╔══
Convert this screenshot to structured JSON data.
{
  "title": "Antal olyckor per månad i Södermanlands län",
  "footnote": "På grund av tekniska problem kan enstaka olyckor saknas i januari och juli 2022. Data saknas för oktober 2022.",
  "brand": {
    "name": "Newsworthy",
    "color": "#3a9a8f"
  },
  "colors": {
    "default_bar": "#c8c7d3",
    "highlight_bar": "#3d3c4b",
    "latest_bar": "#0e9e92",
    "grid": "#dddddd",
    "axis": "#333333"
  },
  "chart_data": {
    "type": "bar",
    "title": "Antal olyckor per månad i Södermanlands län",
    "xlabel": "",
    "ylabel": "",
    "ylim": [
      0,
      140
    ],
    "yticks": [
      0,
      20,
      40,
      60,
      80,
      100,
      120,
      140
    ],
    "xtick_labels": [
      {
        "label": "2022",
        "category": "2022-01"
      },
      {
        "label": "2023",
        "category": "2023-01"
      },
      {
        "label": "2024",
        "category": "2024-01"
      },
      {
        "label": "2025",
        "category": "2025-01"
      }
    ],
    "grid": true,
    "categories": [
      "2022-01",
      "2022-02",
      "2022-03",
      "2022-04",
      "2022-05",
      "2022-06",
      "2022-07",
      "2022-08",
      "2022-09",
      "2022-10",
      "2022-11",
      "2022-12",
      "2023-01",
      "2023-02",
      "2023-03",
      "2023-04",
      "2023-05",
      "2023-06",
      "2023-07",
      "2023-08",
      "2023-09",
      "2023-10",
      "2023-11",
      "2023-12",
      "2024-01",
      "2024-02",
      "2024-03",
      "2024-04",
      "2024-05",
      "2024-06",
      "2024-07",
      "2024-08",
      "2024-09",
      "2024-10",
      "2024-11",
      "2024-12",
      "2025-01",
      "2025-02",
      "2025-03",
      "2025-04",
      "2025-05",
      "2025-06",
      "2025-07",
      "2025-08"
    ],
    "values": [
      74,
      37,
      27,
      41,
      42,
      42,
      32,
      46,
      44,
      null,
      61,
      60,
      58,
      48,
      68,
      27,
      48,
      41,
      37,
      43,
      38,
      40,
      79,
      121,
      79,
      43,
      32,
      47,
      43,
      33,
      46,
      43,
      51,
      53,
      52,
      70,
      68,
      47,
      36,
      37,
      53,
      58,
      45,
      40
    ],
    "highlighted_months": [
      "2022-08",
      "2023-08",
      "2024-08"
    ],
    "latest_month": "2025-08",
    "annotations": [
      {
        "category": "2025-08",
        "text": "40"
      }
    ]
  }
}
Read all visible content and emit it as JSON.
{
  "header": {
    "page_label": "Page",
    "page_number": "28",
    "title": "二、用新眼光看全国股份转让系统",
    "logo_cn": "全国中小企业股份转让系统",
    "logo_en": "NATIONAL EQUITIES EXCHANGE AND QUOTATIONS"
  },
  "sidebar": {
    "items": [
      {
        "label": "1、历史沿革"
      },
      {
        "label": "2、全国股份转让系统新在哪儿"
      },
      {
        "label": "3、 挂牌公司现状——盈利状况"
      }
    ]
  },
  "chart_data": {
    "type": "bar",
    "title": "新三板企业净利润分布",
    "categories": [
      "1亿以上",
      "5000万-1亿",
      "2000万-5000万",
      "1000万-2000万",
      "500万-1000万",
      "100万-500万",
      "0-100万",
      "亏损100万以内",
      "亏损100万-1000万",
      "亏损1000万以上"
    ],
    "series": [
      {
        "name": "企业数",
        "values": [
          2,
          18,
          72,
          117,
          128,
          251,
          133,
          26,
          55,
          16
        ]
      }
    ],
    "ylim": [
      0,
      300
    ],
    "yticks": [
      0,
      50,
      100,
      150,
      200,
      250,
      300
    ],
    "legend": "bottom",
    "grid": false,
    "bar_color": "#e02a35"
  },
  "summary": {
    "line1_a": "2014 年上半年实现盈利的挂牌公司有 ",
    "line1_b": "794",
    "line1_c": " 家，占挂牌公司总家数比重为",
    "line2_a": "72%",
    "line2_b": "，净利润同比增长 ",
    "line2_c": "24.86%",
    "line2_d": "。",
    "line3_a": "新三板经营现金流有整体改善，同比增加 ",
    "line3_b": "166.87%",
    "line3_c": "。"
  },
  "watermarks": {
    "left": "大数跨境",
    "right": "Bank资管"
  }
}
╚══
Goal of the exercise
Quote only the lines from the line containing "Read all visible content and emit it as JSON." through the end of the listing, please, keeping both the first and the last line.

Answer to this problem
Read all visible content and emit it as JSON.
{
  "header": {
    "page_label": "Page",
    "page_number": "28",
    "title": "二、用新眼光看全国股份转让系统",
    "logo_cn": "全国中小企业股份转让系统",
    "logo_en": "NATIONAL EQUITIES EXCHANGE AND QUOTATIONS"
  },
  "sidebar": {
    "items": [
      {
        "label": "1、历史沿革"
      },
      {
        "label": "2、全国股份转让系统新在哪儿"
      },
      {
        "label": "3、 挂牌公司现状——盈利状况"
      }
    ]
  },
  "chart_data": {
    "type": "bar",
    "title": "新三板企业净利润分布",
    "categories": [
      "1亿以上",
      "5000万-1亿",
      "2000万-5000万",
      "1000万-2000万",
      "500万-1000万",
      "100万-500万",
      "0-100万",
      "亏损100万以内",
      "亏损100万-1000万",
      "亏损1000万以上"
    ],
    "series": [
      {
        "name": "企业数",
        "values": [
          2,
          18,
          72,
          117,
          128,
          251,
          133,
          26,
          55,
          16
        ]
      }
    ],
    "ylim": [
      0,
      300
    ],
    "yticks": [
      0,
      50,
      100,
      150,
      200,
      250,
      300
    ],
    "legend": "bottom",
    "grid": false,
    "bar_color": "#e02a35"
  },
  "summary": {
    "line1_a": "2014 年上半年实现盈利的挂牌公司有 ",
    "line1_b": "794",
    "line1_c": " 家，占挂牌公司总家数比重为",
    "line2_a": "72%",
    "line2_b": "，净利润同比增长 ",
    "line2_c": "24.86%",
    "line2_d": "。",
    "line3_a": "新三板经营现金流有整体改善，同比增加 ",
    "line3_b": "166.87%",
    "line3_c": "。"
  },
  "watermarks": {
    "left": "大数跨境",
    "right": "Bank资管"
  }
}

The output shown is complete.